### [Recorded information]

·····

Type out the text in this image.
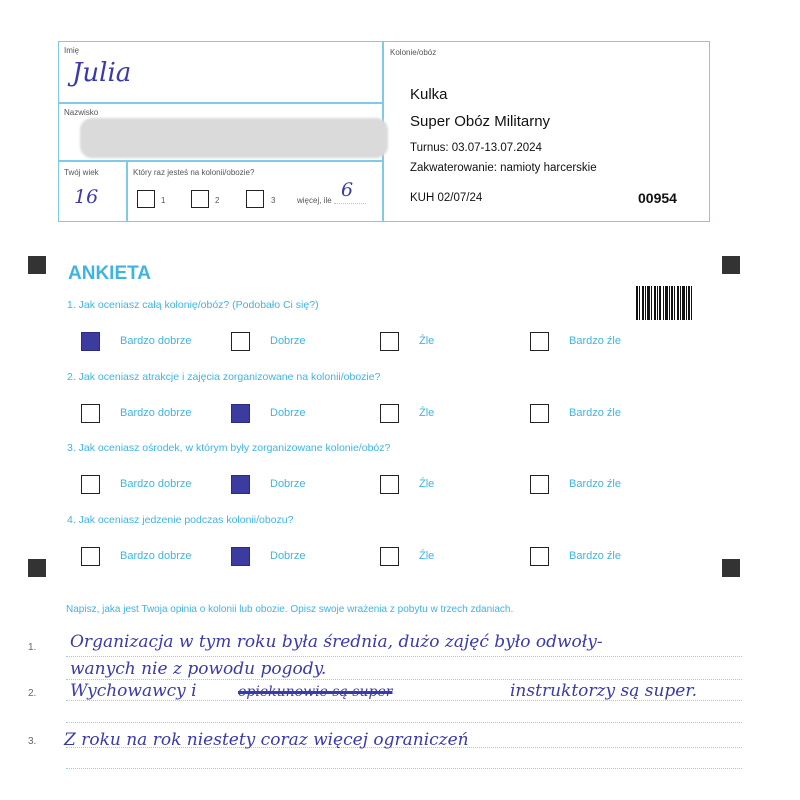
Imię
Julia
Nazwisko
Twój wiek
16
Który raz jesteś na kolonii/obozie?
1	2	3	więcej, ile 6
Kolonie/obóz
Kulka
Super Obóz Militarny
Turnus: 03.07-13.07.2024
Zakwaterowanie: namioty harcerskie
KUH 02/07/24	00954
ANKIETA
1. Jak oceniasz całą kolonię/obóz? (Podobało Ci się?)
Bardzo dobrze	Dobrze	Źle	Bardzo źle
2. Jak oceniasz atrakcje i zajęcia zorganizowane na kolonii/obozie?
Bardzo dobrze	Dobrze	Źle	Bardzo źle
3. Jak oceniasz ośrodek, w którym były zorganizowane kolonie/obóz?
Bardzo dobrze	Dobrze	Źle	Bardzo źle
4. Jak oceniasz jedzenie podczas kolonii/obozu?
Bardzo dobrze	Dobrze	Źle	Bardzo źle
Napisz, jaka jest Twoja opinia o kolonii lub obozie. Opisz swoje wrażenia z pobytu w trzech zdaniach.
1.
2.
3.
Organizacja w tym roku była średnia, dużo zajęć było odwoły-
wanych nie z powodu pogody.
Wychowawcy i	opiekunowie są super	instruktorzy są super.
Z roku na rok niestety coraz więcej ograniczeń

·····

### [What needs to be done]
Write out each line again precisely as it appears, skipping every picture.

### [Complete output]
Type out the text in this image.
Imię
Julia
Nazwisko
Twój wiek
16
Który raz jesteś na kolonii/obozie?
1	2	3	więcej, ile 6
Kolonie/obóz
Kulka
Super Obóz Militarny
Turnus: 03.07-13.07.2024
Zakwaterowanie: namioty harcerskie
KUH 02/07/24	00954
ANKIETA
1. Jak oceniasz całą kolonię/obóz? (Podobało Ci się?)
Bardzo dobrze	Dobrze	Źle	Bardzo źle
2. Jak oceniasz atrakcje i zajęcia zorganizowane na kolonii/obozie?
Bardzo dobrze	Dobrze	Źle	Bardzo źle
3. Jak oceniasz ośrodek, w którym były zorganizowane kolonie/obóz?
Bardzo dobrze	Dobrze	Źle	Bardzo źle
4. Jak oceniasz jedzenie podczas kolonii/obozu?
Bardzo dobrze	Dobrze	Źle	Bardzo źle
Napisz, jaka jest Twoja opinia o kolonii lub obozie. Opisz swoje wrażenia z pobytu w trzech zdaniach.
1.
2.
3.
Organizacja w tym roku była średnia, dużo zajęć było odwoły-
wanych nie z powodu pogody.
Wychowawcy i	opiekunowie są super	instruktorzy są super.
Z roku na rok niestety coraz więcej ograniczeń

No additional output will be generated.